____ Data supplied

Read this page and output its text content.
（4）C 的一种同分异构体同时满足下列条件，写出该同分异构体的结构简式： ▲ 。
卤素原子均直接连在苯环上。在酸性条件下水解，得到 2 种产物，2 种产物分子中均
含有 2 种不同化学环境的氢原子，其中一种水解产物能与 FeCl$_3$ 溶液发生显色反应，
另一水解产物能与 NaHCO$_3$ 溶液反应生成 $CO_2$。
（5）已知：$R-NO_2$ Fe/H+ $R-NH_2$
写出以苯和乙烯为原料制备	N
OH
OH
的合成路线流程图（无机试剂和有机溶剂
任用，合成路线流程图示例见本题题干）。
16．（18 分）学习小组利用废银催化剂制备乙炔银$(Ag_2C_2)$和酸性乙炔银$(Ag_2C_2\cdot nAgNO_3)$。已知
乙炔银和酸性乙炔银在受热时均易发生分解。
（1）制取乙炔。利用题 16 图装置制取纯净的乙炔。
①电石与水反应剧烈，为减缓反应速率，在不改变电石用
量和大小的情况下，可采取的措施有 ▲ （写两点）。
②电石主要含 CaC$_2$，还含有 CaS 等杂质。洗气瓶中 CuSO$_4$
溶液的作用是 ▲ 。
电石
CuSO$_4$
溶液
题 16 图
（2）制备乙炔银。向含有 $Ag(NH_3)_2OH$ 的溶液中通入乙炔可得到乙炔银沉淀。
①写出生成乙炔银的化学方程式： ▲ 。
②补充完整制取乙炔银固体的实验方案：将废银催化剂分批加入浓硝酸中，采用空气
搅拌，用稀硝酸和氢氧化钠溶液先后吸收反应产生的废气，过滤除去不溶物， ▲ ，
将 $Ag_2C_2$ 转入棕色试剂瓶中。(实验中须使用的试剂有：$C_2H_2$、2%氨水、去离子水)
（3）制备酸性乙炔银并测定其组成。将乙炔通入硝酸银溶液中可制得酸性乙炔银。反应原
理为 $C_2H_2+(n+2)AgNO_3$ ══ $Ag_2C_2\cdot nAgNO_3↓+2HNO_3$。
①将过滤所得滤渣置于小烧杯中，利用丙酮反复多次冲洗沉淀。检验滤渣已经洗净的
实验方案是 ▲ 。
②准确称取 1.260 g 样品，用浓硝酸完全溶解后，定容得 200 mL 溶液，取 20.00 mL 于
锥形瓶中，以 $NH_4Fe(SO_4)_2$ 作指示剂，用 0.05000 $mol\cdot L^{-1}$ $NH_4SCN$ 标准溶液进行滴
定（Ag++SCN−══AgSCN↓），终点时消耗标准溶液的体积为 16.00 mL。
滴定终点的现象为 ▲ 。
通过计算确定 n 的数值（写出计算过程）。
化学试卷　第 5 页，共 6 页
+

________

== Goal ==
Look for "CuSO" and pull out every line that has it.

== The response ==
②电石主要含 CaC$_2$，还含有 CaS 等杂质。洗气瓶中 CuSO$_4$
CuSO$_4$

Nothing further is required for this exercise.